▶ Goal of the exercise: Spot each line in the records below where the word "cartoon" occurs, then copy it.
[Begin Material for this exercise]
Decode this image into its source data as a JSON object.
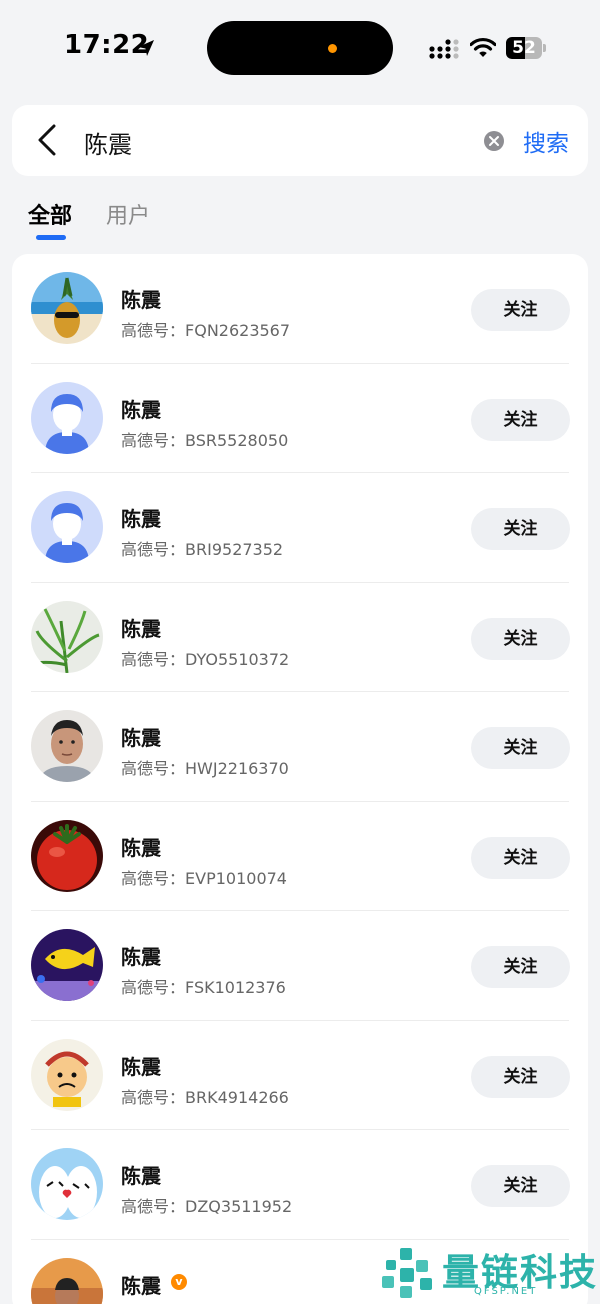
{
  "status_bar": {
    "time": "17:22",
    "battery_level": "52",
    "icons": [
      "location-arrow-icon",
      "cellular-signal-icon",
      "wifi-icon",
      "battery-icon"
    ]
  },
  "search": {
    "query": "陈震",
    "submit_label": "搜索",
    "icons": [
      "back-chevron-icon",
      "clear-icon"
    ]
  },
  "tabs": [
    {
      "label": "全部",
      "active": true
    },
    {
      "label": "用户",
      "active": false
    }
  ],
  "results": [
    {
      "name": "陈震",
      "gaode_label": "高德号：",
      "gaode_id": "FQN2623567",
      "follow_label": "关注",
      "avatar": "pineapple-beach-photo"
    },
    {
      "name": "陈震",
      "gaode_label": "高德号：",
      "gaode_id": "BSR5528050",
      "follow_label": "关注",
      "avatar": "default-user"
    },
    {
      "name": "陈震",
      "gaode_label": "高德号：",
      "gaode_id": "BRI9527352",
      "follow_label": "关注",
      "avatar": "default-user"
    },
    {
      "name": "陈震",
      "gaode_label": "高德号：",
      "gaode_id": "DYO5510372",
      "follow_label": "关注",
      "avatar": "green-plant-photo"
    },
    {
      "name": "陈震",
      "gaode_label": "高德号：",
      "gaode_id": "HWJ2216370",
      "follow_label": "关注",
      "avatar": "man-portrait-photo"
    },
    {
      "name": "陈震",
      "gaode_label": "高德号：",
      "gaode_id": "EVP1010074",
      "follow_label": "关注",
      "avatar": "tomato-photo"
    },
    {
      "name": "陈震",
      "gaode_label": "高德号：",
      "gaode_id": "FSK1012376",
      "follow_label": "关注",
      "avatar": "yellow-fish-photo"
    },
    {
      "name": "陈震",
      "gaode_label": "高德号：",
      "gaode_id": "BRK4914266",
      "follow_label": "关注",
      "avatar": "cartoon-character"
    },
    {
      "name": "陈震",
      "gaode_label": "高德号：",
      "gaode_id": "DZQ3511952",
      "follow_label": "关注",
      "avatar": "couple-cartoon"
    },
    {
      "name": "陈震",
      "gaode_label": "",
      "gaode_id": "",
      "follow_label": "",
      "avatar": "man-sunset-photo",
      "verified": true
    }
  ],
  "watermark": {
    "title": "量链科技",
    "subtitle": "QFSP.NET"
  },
  "colors": {
    "accent": "#1f6cf5",
    "background": "#f3f4f6",
    "card": "#ffffff",
    "button_bg": "#eef0f3",
    "secondary_text": "#666666",
    "watermark": "#2db3aa",
    "verified_badge": "#ff8a00"
  }
}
[End Material for this exercise]
▶ Written answer:
      "avatar": "cartoon-character"
      "avatar": "couple-cartoon"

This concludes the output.